→ **THE EXERCISE**
Return all of the entries word for word, but omit the pictures they contain.

....

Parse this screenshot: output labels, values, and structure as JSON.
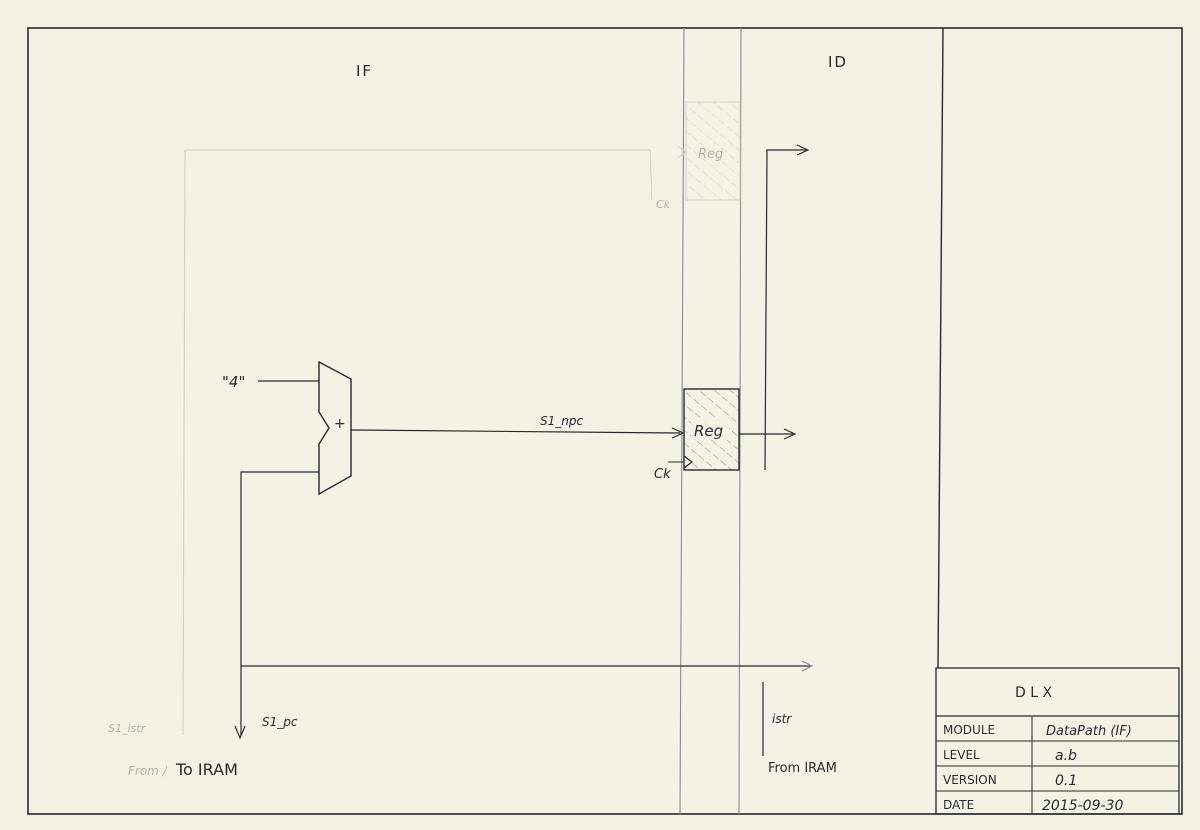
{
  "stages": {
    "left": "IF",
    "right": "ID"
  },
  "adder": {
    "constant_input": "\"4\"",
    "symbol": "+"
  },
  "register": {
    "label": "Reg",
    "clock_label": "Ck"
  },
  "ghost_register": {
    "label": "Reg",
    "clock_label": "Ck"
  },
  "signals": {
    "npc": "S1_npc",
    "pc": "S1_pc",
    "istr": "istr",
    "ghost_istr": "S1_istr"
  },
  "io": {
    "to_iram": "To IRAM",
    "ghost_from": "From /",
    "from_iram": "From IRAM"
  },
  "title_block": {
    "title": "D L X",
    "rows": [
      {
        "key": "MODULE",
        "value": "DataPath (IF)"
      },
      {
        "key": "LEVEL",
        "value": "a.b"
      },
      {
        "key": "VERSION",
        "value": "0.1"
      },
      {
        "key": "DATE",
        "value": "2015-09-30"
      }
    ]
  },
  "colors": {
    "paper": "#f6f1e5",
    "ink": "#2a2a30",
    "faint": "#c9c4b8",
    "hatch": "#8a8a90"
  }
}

....

→ **RESPONSE TO THIS EXERCISE**
Parse this screenshot: output labels, values, and structure as JSON.
{
  "stages": {
    "left": "IF",
    "right": "ID"
  },
  "adder": {
    "constant_input": "\"4\"",
    "symbol": "+"
  },
  "register": {
    "label": "Reg",
    "clock_label": "Ck"
  },
  "ghost_register": {
    "label": "Reg",
    "clock_label": "Ck"
  },
  "signals": {
    "npc": "S1_npc",
    "pc": "S1_pc",
    "istr": "istr",
    "ghost_istr": "S1_istr"
  },
  "io": {
    "to_iram": "To IRAM",
    "ghost_from": "From /",
    "from_iram": "From IRAM"
  },
  "title_block": {
    "title": "D L X",
    "rows": [
      {
        "key": "MODULE",
        "value": "DataPath (IF)"
      },
      {
        "key": "LEVEL",
        "value": "a.b"
      },
      {
        "key": "VERSION",
        "value": "0.1"
      },
      {
        "key": "DATE",
        "value": "2015-09-30"
      }
    ]
  },
  "colors": {
    "paper": "#f6f1e5",
    "ink": "#2a2a30",
    "faint": "#c9c4b8",
    "hatch": "#8a8a90"
  }
}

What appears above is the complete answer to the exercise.